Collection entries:
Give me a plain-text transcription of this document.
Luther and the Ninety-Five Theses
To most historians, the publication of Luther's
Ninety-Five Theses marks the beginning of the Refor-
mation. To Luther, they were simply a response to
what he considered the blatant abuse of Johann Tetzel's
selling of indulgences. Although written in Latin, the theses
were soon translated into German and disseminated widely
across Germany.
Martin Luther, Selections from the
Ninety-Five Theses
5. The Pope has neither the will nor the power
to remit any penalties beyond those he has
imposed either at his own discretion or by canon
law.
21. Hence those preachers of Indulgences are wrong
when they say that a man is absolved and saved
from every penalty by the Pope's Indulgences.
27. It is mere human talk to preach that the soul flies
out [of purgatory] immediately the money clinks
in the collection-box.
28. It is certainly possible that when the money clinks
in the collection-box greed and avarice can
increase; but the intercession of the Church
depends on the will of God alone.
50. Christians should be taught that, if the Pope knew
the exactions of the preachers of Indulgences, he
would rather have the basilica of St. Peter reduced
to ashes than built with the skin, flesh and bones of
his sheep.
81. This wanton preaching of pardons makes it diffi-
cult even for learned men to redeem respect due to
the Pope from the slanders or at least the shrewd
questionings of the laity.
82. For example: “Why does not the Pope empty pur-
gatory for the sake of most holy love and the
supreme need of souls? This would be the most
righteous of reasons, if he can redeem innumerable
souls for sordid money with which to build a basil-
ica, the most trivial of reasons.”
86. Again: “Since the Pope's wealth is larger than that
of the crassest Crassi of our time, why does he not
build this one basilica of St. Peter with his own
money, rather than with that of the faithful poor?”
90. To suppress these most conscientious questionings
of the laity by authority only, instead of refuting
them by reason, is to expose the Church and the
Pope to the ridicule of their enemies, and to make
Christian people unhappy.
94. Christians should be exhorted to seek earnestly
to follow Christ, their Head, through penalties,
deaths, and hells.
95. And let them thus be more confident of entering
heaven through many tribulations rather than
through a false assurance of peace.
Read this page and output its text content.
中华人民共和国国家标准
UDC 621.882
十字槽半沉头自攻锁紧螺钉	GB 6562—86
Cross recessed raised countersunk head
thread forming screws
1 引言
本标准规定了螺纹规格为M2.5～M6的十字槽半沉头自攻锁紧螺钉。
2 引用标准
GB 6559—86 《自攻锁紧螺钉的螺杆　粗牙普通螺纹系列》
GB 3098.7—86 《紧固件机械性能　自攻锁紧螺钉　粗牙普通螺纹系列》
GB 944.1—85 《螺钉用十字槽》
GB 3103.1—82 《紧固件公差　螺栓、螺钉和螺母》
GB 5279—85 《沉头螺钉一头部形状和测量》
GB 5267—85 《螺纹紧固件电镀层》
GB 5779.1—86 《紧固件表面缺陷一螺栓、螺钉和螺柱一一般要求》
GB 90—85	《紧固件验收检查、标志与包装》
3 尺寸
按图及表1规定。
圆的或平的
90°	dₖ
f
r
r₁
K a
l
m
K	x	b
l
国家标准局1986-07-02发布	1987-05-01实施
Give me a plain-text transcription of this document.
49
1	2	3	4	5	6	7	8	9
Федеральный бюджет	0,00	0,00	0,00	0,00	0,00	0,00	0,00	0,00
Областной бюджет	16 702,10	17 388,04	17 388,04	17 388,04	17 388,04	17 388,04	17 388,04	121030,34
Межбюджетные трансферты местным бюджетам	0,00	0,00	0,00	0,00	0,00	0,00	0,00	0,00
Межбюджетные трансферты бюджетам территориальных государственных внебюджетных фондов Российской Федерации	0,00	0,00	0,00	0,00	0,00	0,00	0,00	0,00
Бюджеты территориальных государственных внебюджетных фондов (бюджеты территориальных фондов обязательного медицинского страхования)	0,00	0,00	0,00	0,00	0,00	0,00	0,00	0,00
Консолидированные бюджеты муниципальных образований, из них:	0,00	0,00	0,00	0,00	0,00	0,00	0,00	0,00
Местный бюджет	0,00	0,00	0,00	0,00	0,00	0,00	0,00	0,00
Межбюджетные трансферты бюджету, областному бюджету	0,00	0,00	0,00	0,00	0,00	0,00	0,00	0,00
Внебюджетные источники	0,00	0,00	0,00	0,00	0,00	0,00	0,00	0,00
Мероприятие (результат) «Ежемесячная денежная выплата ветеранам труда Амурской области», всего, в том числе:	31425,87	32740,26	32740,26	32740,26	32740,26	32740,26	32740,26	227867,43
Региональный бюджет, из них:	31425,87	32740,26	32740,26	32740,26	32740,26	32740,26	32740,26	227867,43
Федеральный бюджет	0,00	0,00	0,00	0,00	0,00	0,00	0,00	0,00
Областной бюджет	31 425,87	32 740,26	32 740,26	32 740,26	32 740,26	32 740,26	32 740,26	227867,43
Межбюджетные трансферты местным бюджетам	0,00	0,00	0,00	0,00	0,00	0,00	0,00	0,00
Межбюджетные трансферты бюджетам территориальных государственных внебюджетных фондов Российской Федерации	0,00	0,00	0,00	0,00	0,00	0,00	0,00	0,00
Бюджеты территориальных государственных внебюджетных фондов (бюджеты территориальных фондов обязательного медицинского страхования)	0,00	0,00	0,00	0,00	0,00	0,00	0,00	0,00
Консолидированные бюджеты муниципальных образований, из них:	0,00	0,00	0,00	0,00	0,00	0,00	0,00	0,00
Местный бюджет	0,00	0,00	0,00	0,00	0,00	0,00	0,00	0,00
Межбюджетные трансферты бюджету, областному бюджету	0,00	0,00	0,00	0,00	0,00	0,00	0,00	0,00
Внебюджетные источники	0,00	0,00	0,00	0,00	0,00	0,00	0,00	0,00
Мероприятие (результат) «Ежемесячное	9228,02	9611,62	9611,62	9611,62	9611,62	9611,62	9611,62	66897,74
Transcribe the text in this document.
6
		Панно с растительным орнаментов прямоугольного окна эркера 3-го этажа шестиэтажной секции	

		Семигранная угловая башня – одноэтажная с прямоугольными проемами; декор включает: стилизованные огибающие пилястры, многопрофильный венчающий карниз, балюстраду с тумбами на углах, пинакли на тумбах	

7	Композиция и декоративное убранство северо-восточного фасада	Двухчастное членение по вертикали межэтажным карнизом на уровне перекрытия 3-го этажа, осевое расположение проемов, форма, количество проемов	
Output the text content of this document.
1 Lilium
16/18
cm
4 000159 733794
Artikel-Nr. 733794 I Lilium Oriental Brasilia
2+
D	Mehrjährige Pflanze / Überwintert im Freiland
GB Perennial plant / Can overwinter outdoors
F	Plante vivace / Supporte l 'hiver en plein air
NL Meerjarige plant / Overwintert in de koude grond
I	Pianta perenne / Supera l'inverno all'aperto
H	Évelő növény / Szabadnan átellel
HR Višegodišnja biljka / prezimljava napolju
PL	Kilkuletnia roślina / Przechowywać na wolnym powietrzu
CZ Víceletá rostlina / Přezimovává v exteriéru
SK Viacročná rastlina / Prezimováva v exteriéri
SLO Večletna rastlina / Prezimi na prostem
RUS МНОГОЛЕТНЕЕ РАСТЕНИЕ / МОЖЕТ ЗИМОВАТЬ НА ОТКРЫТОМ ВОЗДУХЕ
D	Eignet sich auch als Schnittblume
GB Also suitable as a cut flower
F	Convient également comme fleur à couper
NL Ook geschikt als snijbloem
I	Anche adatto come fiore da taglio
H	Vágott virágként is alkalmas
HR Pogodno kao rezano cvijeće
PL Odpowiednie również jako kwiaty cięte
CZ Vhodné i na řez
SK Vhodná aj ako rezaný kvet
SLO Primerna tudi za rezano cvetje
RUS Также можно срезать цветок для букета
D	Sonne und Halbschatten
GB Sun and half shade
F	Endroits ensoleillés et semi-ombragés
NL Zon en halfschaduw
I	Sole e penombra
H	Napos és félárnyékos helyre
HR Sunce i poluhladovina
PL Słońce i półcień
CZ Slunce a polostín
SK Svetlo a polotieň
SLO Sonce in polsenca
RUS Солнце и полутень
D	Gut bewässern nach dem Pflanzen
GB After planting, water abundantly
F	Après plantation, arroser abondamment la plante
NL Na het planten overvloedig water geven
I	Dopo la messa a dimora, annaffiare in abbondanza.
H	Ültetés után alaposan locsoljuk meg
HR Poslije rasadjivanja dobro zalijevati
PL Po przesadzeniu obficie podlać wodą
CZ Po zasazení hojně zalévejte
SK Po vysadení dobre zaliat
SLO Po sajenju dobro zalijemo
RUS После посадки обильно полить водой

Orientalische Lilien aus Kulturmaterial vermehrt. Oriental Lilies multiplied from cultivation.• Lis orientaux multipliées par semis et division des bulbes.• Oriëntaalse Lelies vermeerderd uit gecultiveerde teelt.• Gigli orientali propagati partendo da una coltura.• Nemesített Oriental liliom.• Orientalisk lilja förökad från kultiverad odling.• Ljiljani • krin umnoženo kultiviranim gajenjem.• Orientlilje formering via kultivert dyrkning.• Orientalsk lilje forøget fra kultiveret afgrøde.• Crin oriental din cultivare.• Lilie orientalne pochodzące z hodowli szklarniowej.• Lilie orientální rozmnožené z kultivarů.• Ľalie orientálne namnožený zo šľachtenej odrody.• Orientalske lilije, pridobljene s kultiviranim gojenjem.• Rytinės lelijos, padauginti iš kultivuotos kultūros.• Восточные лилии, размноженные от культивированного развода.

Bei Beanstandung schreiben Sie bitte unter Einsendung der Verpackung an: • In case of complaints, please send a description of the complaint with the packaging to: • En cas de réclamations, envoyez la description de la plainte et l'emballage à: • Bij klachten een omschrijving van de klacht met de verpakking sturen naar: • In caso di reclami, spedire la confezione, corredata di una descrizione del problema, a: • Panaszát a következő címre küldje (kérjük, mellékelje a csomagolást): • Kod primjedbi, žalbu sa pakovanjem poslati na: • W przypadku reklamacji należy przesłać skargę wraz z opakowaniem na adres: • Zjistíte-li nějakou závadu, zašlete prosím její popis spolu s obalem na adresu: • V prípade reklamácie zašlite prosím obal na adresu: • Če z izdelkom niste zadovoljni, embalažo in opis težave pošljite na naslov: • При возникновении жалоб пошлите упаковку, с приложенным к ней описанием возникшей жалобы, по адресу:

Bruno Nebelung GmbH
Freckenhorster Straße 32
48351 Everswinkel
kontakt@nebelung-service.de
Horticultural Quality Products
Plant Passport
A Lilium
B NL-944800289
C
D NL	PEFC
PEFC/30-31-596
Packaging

The request >> For this exercise, gather every line of the data that contains the word "than".

Solved problem >>
to ashes than built with the skin, flesh and bones of
86. Again: “Since the Pope's wealth is larger than that
money, rather than with that of the faithful poor?”
heaven through many tribulations rather than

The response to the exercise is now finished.